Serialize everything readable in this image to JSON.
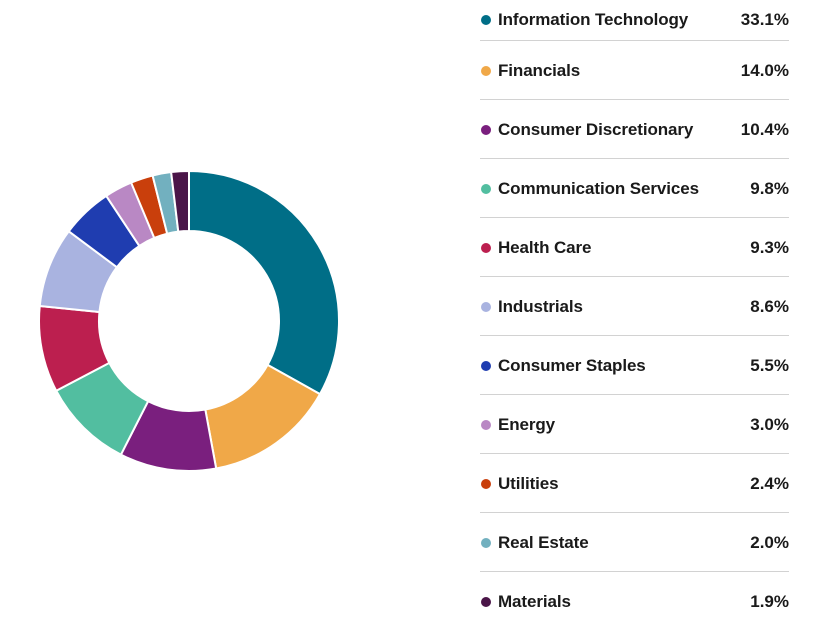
{
  "chart_data": {
    "type": "pie",
    "categories": [
      "Information Technology",
      "Financials",
      "Consumer Discretionary",
      "Communication Services",
      "Health Care",
      "Industrials",
      "Consumer Staples",
      "Energy",
      "Utilities",
      "Real Estate",
      "Materials"
    ],
    "values": [
      33.1,
      14.0,
      10.4,
      9.8,
      9.3,
      8.6,
      5.5,
      3.0,
      2.4,
      2.0,
      1.9
    ],
    "value_labels": [
      "33.1%",
      "14.0%",
      "10.4%",
      "9.8%",
      "9.3%",
      "8.6%",
      "5.5%",
      "3.0%",
      "2.4%",
      "2.0%",
      "1.9%"
    ],
    "colors": [
      "#006e87",
      "#f0a848",
      "#7a1f7e",
      "#52bea0",
      "#bc1f4f",
      "#a9b3e0",
      "#1f3db0",
      "#b988c4",
      "#c93f0c",
      "#72b0bf",
      "#4a1548"
    ],
    "style": "donut",
    "unit": "%",
    "legend_position": "right"
  }
}
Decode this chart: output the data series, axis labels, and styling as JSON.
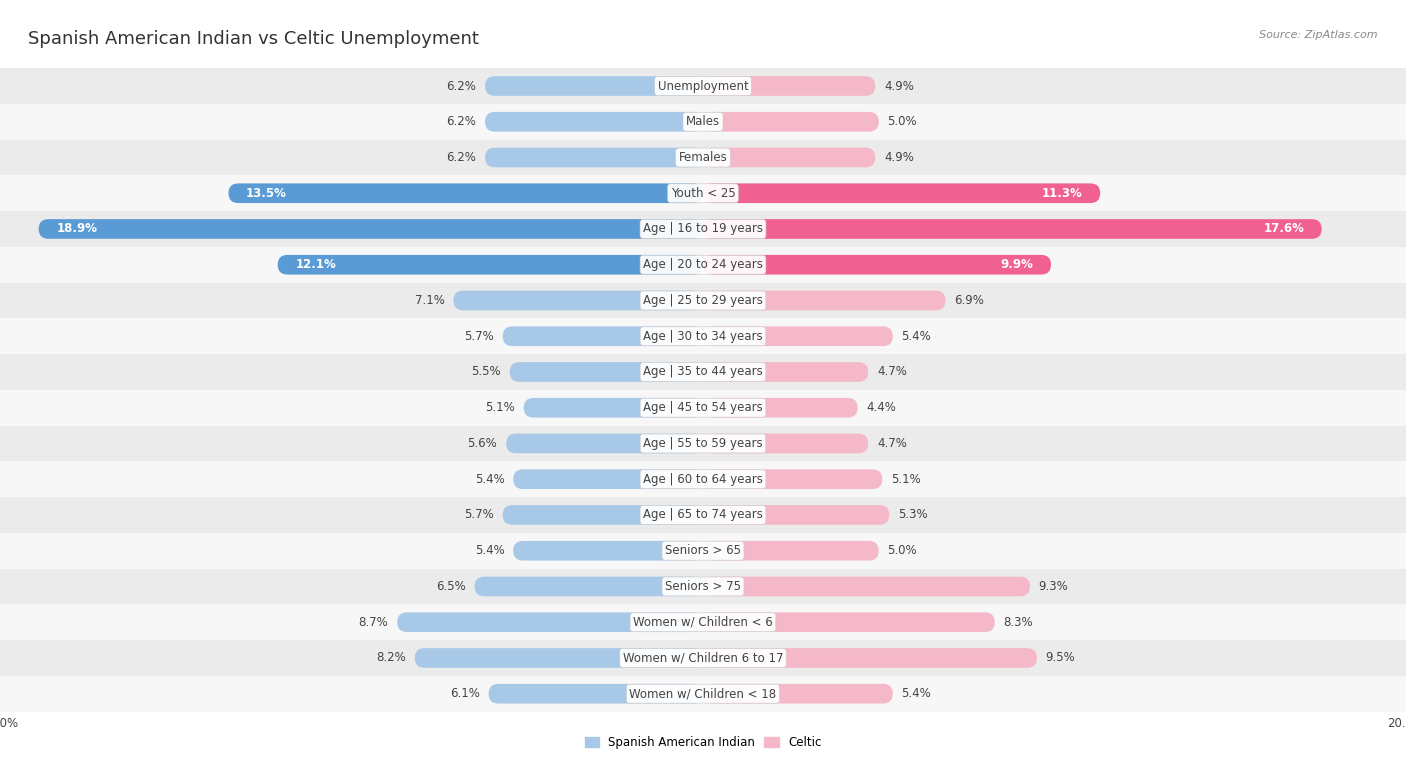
{
  "title": "Spanish American Indian vs Celtic Unemployment",
  "source": "Source: ZipAtlas.com",
  "categories": [
    "Unemployment",
    "Males",
    "Females",
    "Youth < 25",
    "Age | 16 to 19 years",
    "Age | 20 to 24 years",
    "Age | 25 to 29 years",
    "Age | 30 to 34 years",
    "Age | 35 to 44 years",
    "Age | 45 to 54 years",
    "Age | 55 to 59 years",
    "Age | 60 to 64 years",
    "Age | 65 to 74 years",
    "Seniors > 65",
    "Seniors > 75",
    "Women w/ Children < 6",
    "Women w/ Children 6 to 17",
    "Women w/ Children < 18"
  ],
  "left_values": [
    6.2,
    6.2,
    6.2,
    13.5,
    18.9,
    12.1,
    7.1,
    5.7,
    5.5,
    5.1,
    5.6,
    5.4,
    5.7,
    5.4,
    6.5,
    8.7,
    8.2,
    6.1
  ],
  "right_values": [
    4.9,
    5.0,
    4.9,
    11.3,
    17.6,
    9.9,
    6.9,
    5.4,
    4.7,
    4.4,
    4.7,
    5.1,
    5.3,
    5.0,
    9.3,
    8.3,
    9.5,
    5.4
  ],
  "left_color_normal": "#a8c8e8",
  "right_color_normal": "#f4b8c8",
  "left_color_highlight": "#5b9bd5",
  "right_color_highlight": "#f06090",
  "highlight_rows": [
    3,
    4,
    5
  ],
  "max_value": 20.0,
  "legend_left": "Spanish American Indian",
  "legend_right": "Celtic",
  "bar_height": 0.55,
  "bg_color_odd": "#ebebeb",
  "bg_color_even": "#f7f7f7",
  "title_fontsize": 13,
  "label_fontsize": 8.5,
  "value_fontsize": 8.5,
  "axis_label_fontsize": 8.5
}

######

*OBJECTIVE*.
Quote the listing above in full, except for the pictures.

*SOLUTION FOR THIS TASK*.
Serialize everything readable in this image to JSON.
{
  "chart_data": {
    "type": "pie",
    "categories": [
      "Information Technology",
      "Financials",
      "Consumer Discretionary",
      "Communication Services",
      "Health Care",
      "Industrials",
      "Consumer Staples",
      "Energy",
      "Utilities",
      "Real Estate",
      "Materials"
    ],
    "values": [
      33.1,
      14.0,
      10.4,
      9.8,
      9.3,
      8.6,
      5.5,
      3.0,
      2.4,
      2.0,
      1.9
    ],
    "value_labels": [
      "33.1%",
      "14.0%",
      "10.4%",
      "9.8%",
      "9.3%",
      "8.6%",
      "5.5%",
      "3.0%",
      "2.4%",
      "2.0%",
      "1.9%"
    ],
    "colors": [
      "#006e87",
      "#f0a848",
      "#7a1f7e",
      "#52bea0",
      "#bc1f4f",
      "#a9b3e0",
      "#1f3db0",
      "#b988c4",
      "#c93f0c",
      "#72b0bf",
      "#4a1548"
    ],
    "style": "donut",
    "unit": "%",
    "legend_position": "right"
  }
}
Decode this chart: output the data series, axis labels, and styling as JSON.
{
  "title": "Spanish American Indian vs Celtic Unemployment",
  "source": "Source: ZipAtlas.com",
  "categories": [
    "Unemployment",
    "Males",
    "Females",
    "Youth < 25",
    "Age | 16 to 19 years",
    "Age | 20 to 24 years",
    "Age | 25 to 29 years",
    "Age | 30 to 34 years",
    "Age | 35 to 44 years",
    "Age | 45 to 54 years",
    "Age | 55 to 59 years",
    "Age | 60 to 64 years",
    "Age | 65 to 74 years",
    "Seniors > 65",
    "Seniors > 75",
    "Women w/ Children < 6",
    "Women w/ Children 6 to 17",
    "Women w/ Children < 18"
  ],
  "left_values": [
    6.2,
    6.2,
    6.2,
    13.5,
    18.9,
    12.1,
    7.1,
    5.7,
    5.5,
    5.1,
    5.6,
    5.4,
    5.7,
    5.4,
    6.5,
    8.7,
    8.2,
    6.1
  ],
  "right_values": [
    4.9,
    5.0,
    4.9,
    11.3,
    17.6,
    9.9,
    6.9,
    5.4,
    4.7,
    4.4,
    4.7,
    5.1,
    5.3,
    5.0,
    9.3,
    8.3,
    9.5,
    5.4
  ],
  "left_color_normal": "#a8c8e8",
  "right_color_normal": "#f4b8c8",
  "left_color_highlight": "#5b9bd5",
  "right_color_highlight": "#f06090",
  "highlight_rows": [
    3,
    4,
    5
  ],
  "max_value": 20.0,
  "legend_left": "Spanish American Indian",
  "legend_right": "Celtic",
  "bar_height": 0.55,
  "bg_color_odd": "#ebebeb",
  "bg_color_even": "#f7f7f7",
  "title_fontsize": 13,
  "label_fontsize": 8.5,
  "value_fontsize": 8.5,
  "axis_label_fontsize": 8.5
}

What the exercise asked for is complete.